_STATED EXERCISE:_
Drop every picture and give the entries back exactly.
── DATA LINES ──
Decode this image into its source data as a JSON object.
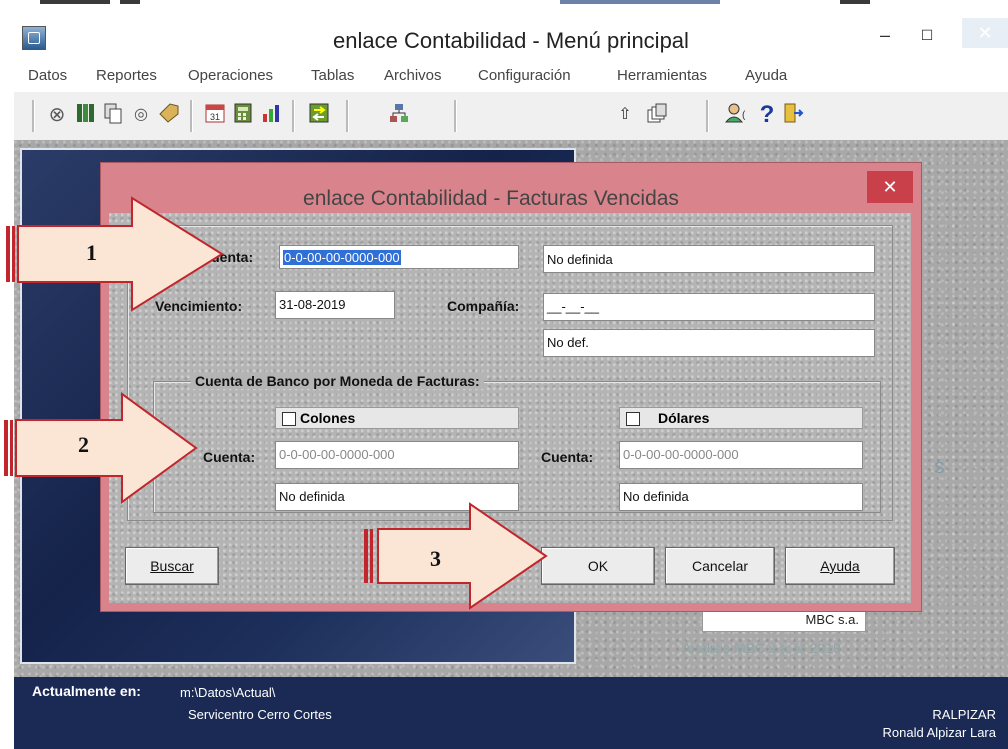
{
  "main_window": {
    "title": "enlace Contabilidad - Menú principal",
    "controls": {
      "minimize": "–",
      "maximize": "☐",
      "close": "✕"
    }
  },
  "menu": [
    "Datos",
    "Reportes",
    "Operaciones",
    "Tablas",
    "Archivos",
    "Configuración",
    "Herramientas",
    "Ayuda"
  ],
  "toolbar": {
    "icons": [
      "binoculars-icon",
      "book-icon",
      "copy-icon",
      "search-book-icon",
      "tag-icon",
      "calendar-icon",
      "calculator-icon",
      "chart-icon",
      "exchange-icon",
      "sitemap-icon",
      "arrow-up-icon",
      "windows-icon",
      "user-icon",
      "help-icon",
      "exit-door-icon"
    ]
  },
  "dialog": {
    "title": "enlace Contabilidad - Facturas Vencidas",
    "close": "✕",
    "cuenta_label": "Cuenta:",
    "cuenta_value": "0-0-00-00-0000-000",
    "cuenta_desc": "No definida",
    "vencimiento_label": "Vencimiento:",
    "vencimiento_value": "31-08-2019",
    "compania_label": "Compañía:",
    "compania_value": "__-__-__",
    "compania_desc": "No def.",
    "bank_group_title": "Cuenta de Banco por Moneda de Facturas:",
    "colones": {
      "header": "Colones",
      "cuenta_label": "Cuenta:",
      "cuenta_value": "0-0-00-00-0000-000",
      "desc": "No definida",
      "checked": false
    },
    "dolares": {
      "header": "Dólares",
      "cuenta_label": "Cuenta:",
      "cuenta_value": "0-0-00-00-0000-000",
      "desc": "No definida",
      "checked": false
    },
    "buttons": {
      "buscar": "Buscar",
      "ok": "OK",
      "cancelar": "Cancelar",
      "ayuda": "Ayuda"
    }
  },
  "callouts": [
    "1",
    "2",
    "3"
  ],
  "background": {
    "mbc": "MBC s.a.",
    "copyright": "Análisis MBC s.a. © 2019",
    "edge_letter": "S"
  },
  "statusbar": {
    "label": "Actualmente en:",
    "path": "m:\\Datos\\Actual\\",
    "company": "Servicentro Cerro Cortes",
    "user_code": "RALPIZAR",
    "user_name": "Ronald Alpizar Lara"
  },
  "colors": {
    "dialog_frame": "#d9848d",
    "close_red": "#c9404a",
    "statusbar": "#1a2a55",
    "selection": "#2f6fd6",
    "callout_fill": "#fbe6d6",
    "callout_border": "#c0262c"
  }
}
───
_WORKED SOLUTION:_
Decode this image into its source data as a JSON object.
{
  "main_window": {
    "title": "enlace Contabilidad - Menú principal",
    "controls": {
      "minimize": "–",
      "maximize": "☐",
      "close": "✕"
    }
  },
  "menu": [
    "Datos",
    "Reportes",
    "Operaciones",
    "Tablas",
    "Archivos",
    "Configuración",
    "Herramientas",
    "Ayuda"
  ],
  "toolbar": {
    "icons": [
      "binoculars-icon",
      "book-icon",
      "copy-icon",
      "search-book-icon",
      "tag-icon",
      "calendar-icon",
      "calculator-icon",
      "chart-icon",
      "exchange-icon",
      "sitemap-icon",
      "arrow-up-icon",
      "windows-icon",
      "user-icon",
      "help-icon",
      "exit-door-icon"
    ]
  },
  "dialog": {
    "title": "enlace Contabilidad - Facturas Vencidas",
    "close": "✕",
    "cuenta_label": "Cuenta:",
    "cuenta_value": "0-0-00-00-0000-000",
    "cuenta_desc": "No definida",
    "vencimiento_label": "Vencimiento:",
    "vencimiento_value": "31-08-2019",
    "compania_label": "Compañía:",
    "compania_value": "__-__-__",
    "compania_desc": "No def.",
    "bank_group_title": "Cuenta de Banco por Moneda de Facturas:",
    "colones": {
      "header": "Colones",
      "cuenta_label": "Cuenta:",
      "cuenta_value": "0-0-00-00-0000-000",
      "desc": "No definida",
      "checked": false
    },
    "dolares": {
      "header": "Dólares",
      "cuenta_label": "Cuenta:",
      "cuenta_value": "0-0-00-00-0000-000",
      "desc": "No definida",
      "checked": false
    },
    "buttons": {
      "buscar": "Buscar",
      "ok": "OK",
      "cancelar": "Cancelar",
      "ayuda": "Ayuda"
    }
  },
  "callouts": [
    "1",
    "2",
    "3"
  ],
  "background": {
    "mbc": "MBC s.a.",
    "copyright": "Análisis MBC s.a. © 2019",
    "edge_letter": "S"
  },
  "statusbar": {
    "label": "Actualmente en:",
    "path": "m:\\Datos\\Actual\\",
    "company": "Servicentro Cerro Cortes",
    "user_code": "RALPIZAR",
    "user_name": "Ronald Alpizar Lara"
  },
  "colors": {
    "dialog_frame": "#d9848d",
    "close_red": "#c9404a",
    "statusbar": "#1a2a55",
    "selection": "#2f6fd6",
    "callout_fill": "#fbe6d6",
    "callout_border": "#c0262c"
  }
}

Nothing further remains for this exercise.